* [TASK LIST]:
1 - According to the blog post on the Peer City Identification Tool, how many cities does the tool apply ACS and Census data to?
2 - Write the next part of the blog post about the Peer City Identification Tool, starting after its last sentence.

* [SOURCE DOCUMENT]:
CDPS Blog

Looking for Peer Cities? Updated Tool Offers New Insights

March 1, 2019

The Peer City Identification Tool V3.0 (PCIT) has launched with new data and calculations, updated analyses, and a new feature that allows users to select up to three cities of their own choosing.

Background

The PCIT is an interactive data exploration tool created by the Community Development and Policy Studies division at the Federal Reserve Bank of Chicago. The PCIT enables users to identify peer cities along important dimensions: economic resilience, equity, housing affordability, and demographic outlook. First launched in 2017, the interactive tool applies ACS and Census data to 960 cities nationwide to help planners and analysts compare the social and economic characteristics of small and large urban places. Version 3.0 features new enhancements that increase the analytical applications of the tool.

New data

As a matter of practice, the PCIT is updated each year following the release of updated ACS five-year averages. The recently released version contains data from the 2013-2017 ACS five year averages.

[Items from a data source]
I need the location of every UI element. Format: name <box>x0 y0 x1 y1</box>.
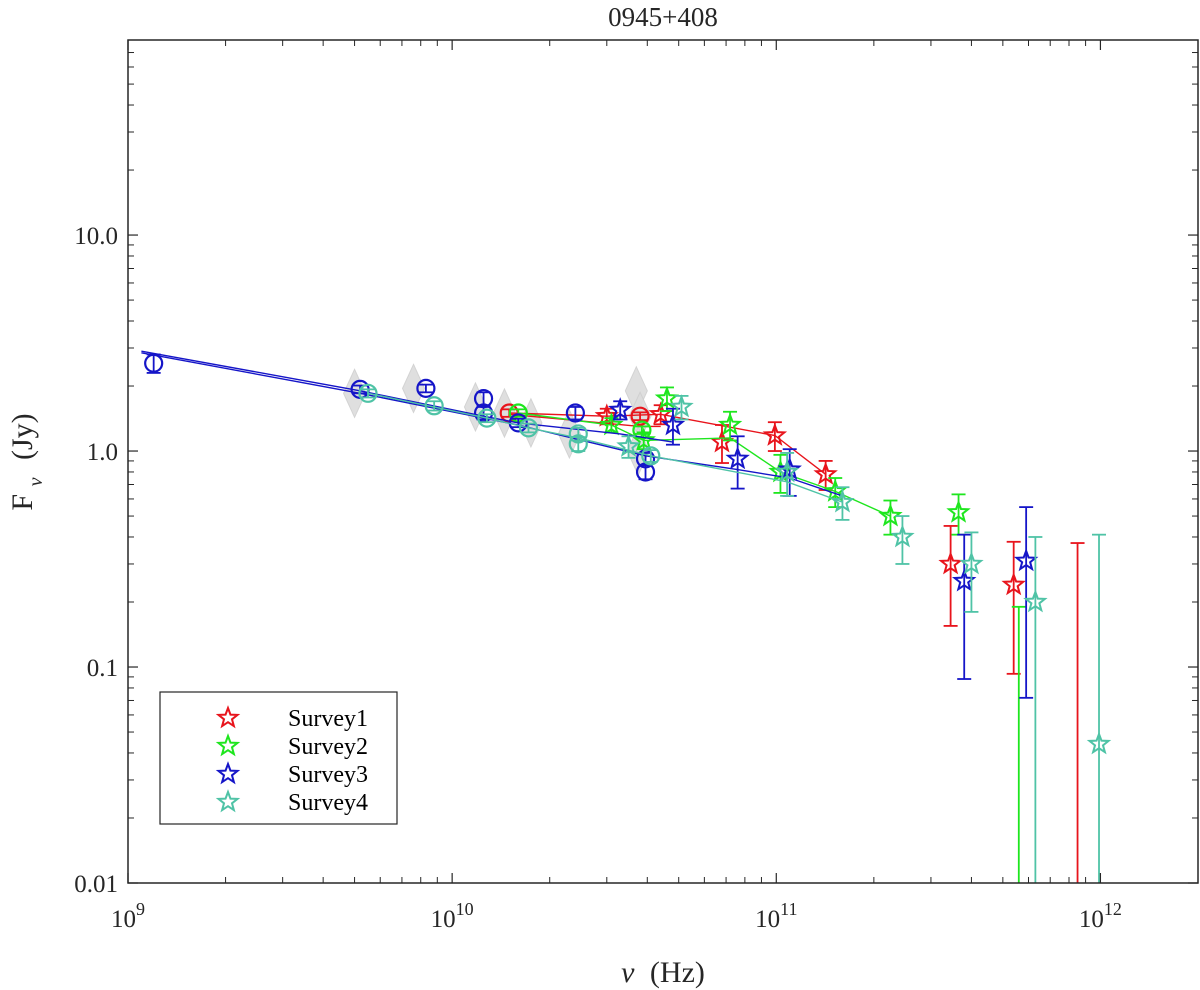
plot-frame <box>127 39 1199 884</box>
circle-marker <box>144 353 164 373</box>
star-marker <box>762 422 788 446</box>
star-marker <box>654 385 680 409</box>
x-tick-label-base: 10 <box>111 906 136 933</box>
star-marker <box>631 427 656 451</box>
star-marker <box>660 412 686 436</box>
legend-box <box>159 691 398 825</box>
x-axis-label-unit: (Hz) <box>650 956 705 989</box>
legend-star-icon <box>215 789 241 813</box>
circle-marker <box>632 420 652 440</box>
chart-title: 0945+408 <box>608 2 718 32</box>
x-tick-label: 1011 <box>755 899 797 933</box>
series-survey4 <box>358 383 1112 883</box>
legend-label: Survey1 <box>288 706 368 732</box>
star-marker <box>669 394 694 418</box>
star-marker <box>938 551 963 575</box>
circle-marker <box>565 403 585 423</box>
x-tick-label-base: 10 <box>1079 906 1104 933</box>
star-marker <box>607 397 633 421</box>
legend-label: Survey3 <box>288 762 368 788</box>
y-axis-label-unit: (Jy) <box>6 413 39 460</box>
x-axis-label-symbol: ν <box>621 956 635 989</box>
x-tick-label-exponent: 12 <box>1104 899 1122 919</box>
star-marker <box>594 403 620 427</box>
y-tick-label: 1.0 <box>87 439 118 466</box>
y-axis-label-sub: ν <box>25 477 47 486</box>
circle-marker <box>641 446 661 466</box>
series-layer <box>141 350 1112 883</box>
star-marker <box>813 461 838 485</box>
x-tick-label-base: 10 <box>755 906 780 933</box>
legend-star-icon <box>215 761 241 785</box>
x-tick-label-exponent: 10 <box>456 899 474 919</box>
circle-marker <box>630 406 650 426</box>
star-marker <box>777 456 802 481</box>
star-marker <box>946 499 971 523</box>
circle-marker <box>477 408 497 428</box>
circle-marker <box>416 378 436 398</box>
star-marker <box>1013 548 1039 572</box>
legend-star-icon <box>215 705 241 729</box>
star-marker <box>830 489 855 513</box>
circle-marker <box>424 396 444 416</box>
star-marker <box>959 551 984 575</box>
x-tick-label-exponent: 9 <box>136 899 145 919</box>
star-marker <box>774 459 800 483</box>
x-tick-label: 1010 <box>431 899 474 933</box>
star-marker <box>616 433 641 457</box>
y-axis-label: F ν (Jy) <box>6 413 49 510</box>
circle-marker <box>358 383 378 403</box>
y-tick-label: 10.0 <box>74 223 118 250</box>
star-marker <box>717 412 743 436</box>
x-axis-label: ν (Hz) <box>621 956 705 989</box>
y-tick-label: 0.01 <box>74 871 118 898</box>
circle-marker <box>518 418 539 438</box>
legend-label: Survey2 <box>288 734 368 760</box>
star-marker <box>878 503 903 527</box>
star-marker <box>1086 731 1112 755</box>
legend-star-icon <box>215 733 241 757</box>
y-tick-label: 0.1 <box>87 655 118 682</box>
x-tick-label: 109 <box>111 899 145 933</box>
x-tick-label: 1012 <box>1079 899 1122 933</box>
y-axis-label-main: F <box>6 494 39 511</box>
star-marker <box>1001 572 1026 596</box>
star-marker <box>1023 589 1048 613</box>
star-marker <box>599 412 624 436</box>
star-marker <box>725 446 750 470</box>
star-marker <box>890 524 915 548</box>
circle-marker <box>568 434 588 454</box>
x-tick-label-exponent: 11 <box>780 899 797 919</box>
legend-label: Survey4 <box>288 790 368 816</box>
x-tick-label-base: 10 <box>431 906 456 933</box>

==

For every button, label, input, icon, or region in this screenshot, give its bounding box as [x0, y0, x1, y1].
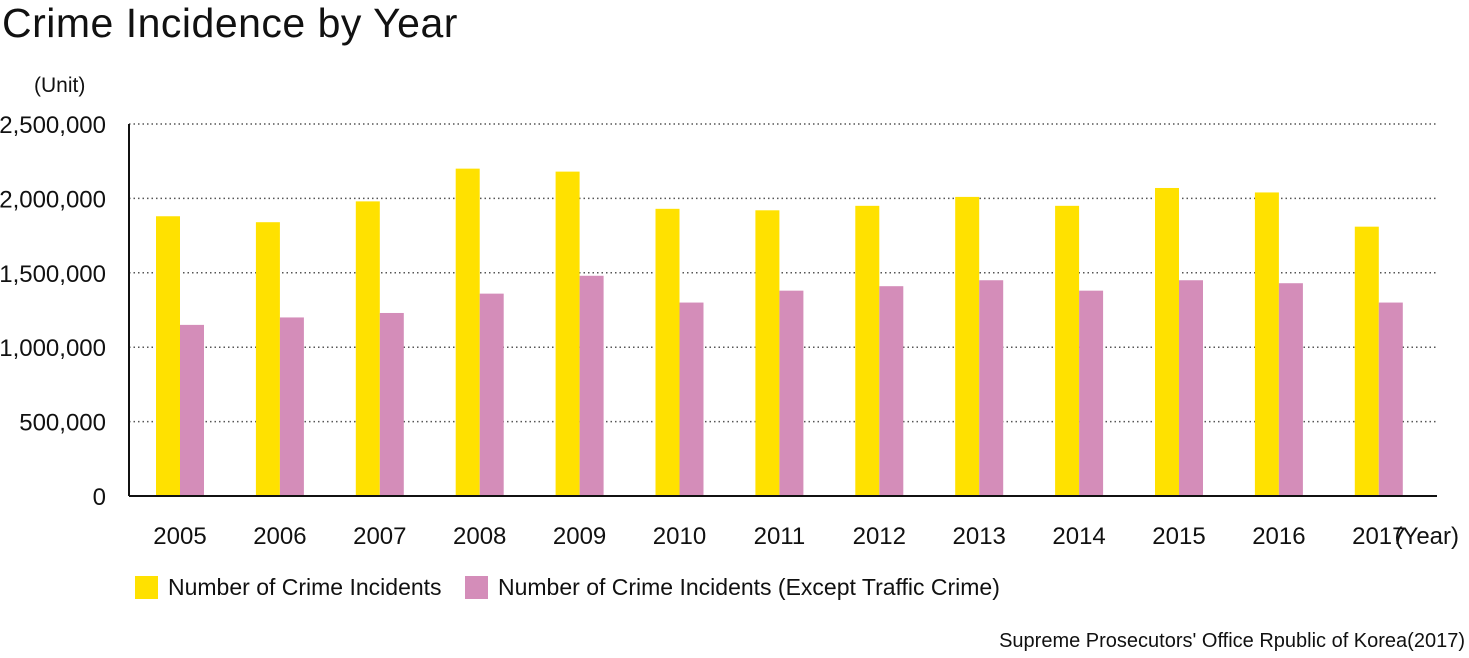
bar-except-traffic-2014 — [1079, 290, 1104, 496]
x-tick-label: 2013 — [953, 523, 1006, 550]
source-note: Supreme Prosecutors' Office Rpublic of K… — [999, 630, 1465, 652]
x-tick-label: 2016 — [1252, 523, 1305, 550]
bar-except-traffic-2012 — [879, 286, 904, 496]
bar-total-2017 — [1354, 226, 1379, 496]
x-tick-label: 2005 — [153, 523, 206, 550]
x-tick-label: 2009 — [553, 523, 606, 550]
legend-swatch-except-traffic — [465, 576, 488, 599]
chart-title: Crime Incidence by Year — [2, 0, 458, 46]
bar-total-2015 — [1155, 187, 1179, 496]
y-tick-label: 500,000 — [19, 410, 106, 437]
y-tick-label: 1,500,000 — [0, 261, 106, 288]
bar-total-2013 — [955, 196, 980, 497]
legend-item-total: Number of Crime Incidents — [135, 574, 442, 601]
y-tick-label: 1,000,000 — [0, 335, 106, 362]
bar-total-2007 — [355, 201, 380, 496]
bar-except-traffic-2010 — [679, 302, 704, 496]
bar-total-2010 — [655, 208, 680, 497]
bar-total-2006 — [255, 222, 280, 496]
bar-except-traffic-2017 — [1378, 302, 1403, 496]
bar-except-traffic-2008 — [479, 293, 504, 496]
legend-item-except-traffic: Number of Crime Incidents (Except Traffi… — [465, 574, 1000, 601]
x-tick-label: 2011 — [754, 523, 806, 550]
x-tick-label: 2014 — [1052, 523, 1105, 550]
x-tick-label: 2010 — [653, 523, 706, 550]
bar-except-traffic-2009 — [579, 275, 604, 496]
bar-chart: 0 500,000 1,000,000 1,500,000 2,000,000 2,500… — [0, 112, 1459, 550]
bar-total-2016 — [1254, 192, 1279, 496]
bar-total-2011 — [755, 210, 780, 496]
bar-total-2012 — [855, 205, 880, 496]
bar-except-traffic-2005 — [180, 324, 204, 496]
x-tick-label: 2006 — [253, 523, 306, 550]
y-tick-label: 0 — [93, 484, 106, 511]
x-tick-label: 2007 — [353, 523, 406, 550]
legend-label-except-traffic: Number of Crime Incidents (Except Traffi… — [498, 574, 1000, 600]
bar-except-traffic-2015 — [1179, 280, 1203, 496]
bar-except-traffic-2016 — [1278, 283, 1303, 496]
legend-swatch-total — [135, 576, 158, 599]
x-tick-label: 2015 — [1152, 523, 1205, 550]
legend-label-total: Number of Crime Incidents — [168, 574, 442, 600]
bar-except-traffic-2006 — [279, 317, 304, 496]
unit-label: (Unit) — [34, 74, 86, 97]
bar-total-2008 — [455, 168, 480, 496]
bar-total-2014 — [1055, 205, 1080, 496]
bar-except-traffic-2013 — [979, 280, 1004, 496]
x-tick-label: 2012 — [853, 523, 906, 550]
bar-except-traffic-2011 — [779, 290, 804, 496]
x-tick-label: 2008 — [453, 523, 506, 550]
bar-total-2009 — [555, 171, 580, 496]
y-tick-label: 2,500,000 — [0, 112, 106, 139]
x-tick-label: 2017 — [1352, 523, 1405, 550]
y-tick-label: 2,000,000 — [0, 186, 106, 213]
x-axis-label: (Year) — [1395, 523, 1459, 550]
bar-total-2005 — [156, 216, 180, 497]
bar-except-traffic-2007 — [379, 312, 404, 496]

* [IN RESPONSE]:
1 - 960 cities nationwide.

2 -
Updated analyses

In addition to standard metrics regarding unemployment, poverty and other demographic characteristics and trends, the PCIT offers analyses that have been calculated by the developers. These include:

  • Dissimilarity indices (black/white and Hispanic/white): Dissimilarity indices, available under the equity theme, provide a measure of the degree of segregation that is present in a community. Updated with data from the 2013-2017 ACS, we believe this to be the most up-to-date measures available and the largest collection of publicly available segregation indices incorporating data from the past five years
  • Home value to income: The home value to income ratio, available under the housing theme, provides an indication of affordability. When considered next to other measures of housing market vitality (e.g., vacancies), one can get a sense of the dynamics of housing supply and demand in a city that may be driving home values. This variable has also been updated with the most current ACS data.

New calculations

The PCIT calculates peers based on a clustering algorithm that minimizes variance across the indicators which comprise the peer groupings.

PCIT V3.0 refines this calculation by including the share of MSA population that lives within city limits. This will help to ensure that peer groupings more closely reflect the geographic positioning of the cities: suburbs are more likely to be grouped with suburbs, for example.

New feature

The PCIT V3.0 now allows users to compare up to three cities of their own choosing, in addition to the tool-generated peer groupings. Whether it’s an aspirational city, one that is more geographically proximate, or one that is simply a ‘usual suspect’ but is not showing up among the peers, the select-a-city feature provides additional insight into how places are alike and different.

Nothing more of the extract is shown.